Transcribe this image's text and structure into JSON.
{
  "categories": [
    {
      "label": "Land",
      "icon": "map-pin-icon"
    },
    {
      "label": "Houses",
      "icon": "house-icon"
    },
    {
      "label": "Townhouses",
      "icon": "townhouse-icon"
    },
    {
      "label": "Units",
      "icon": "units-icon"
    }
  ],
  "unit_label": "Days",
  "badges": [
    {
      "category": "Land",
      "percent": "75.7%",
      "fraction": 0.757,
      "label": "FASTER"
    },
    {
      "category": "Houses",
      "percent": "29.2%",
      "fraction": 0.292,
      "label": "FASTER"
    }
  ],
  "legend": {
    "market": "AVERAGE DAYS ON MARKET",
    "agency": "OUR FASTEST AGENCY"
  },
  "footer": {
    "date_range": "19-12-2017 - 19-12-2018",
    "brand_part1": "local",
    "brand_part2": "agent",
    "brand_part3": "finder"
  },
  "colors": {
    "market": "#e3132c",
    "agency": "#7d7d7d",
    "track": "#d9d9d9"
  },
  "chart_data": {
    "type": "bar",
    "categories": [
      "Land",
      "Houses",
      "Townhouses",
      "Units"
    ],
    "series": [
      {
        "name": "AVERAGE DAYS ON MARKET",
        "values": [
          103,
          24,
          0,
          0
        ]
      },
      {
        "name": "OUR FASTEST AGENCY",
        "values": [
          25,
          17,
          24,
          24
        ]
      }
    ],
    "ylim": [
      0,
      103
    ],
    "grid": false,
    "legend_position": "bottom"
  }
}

--------------------------------------------------

GOAL OF THE EXERCISE> Reproduce the material precisely, including every line.

FINISHED TASK>
Transcribe this image's text and structure into JSON.
{
  "categories": [
    {
      "label": "Land",
      "icon": "map-pin-icon"
    },
    {
      "label": "Houses",
      "icon": "house-icon"
    },
    {
      "label": "Townhouses",
      "icon": "townhouse-icon"
    },
    {
      "label": "Units",
      "icon": "units-icon"
    }
  ],
  "unit_label": "Days",
  "badges": [
    {
      "category": "Land",
      "percent": "75.7%",
      "fraction": 0.757,
      "label": "FASTER"
    },
    {
      "category": "Houses",
      "percent": "29.2%",
      "fraction": 0.292,
      "label": "FASTER"
    }
  ],
  "legend": {
    "market": "AVERAGE DAYS ON MARKET",
    "agency": "OUR FASTEST AGENCY"
  },
  "footer": {
    "date_range": "19-12-2017 - 19-12-2018",
    "brand_part1": "local",
    "brand_part2": "agent",
    "brand_part3": "finder"
  },
  "colors": {
    "market": "#e3132c",
    "agency": "#7d7d7d",
    "track": "#d9d9d9"
  },
  "chart_data": {
    "type": "bar",
    "categories": [
      "Land",
      "Houses",
      "Townhouses",
      "Units"
    ],
    "series": [
      {
        "name": "AVERAGE DAYS ON MARKET",
        "values": [
          103,
          24,
          0,
          0
        ]
      },
      {
        "name": "OUR FASTEST AGENCY",
        "values": [
          25,
          17,
          24,
          24
        ]
      }
    ],
    "ylim": [
      0,
      103
    ],
    "grid": false,
    "legend_position": "bottom"
  }
}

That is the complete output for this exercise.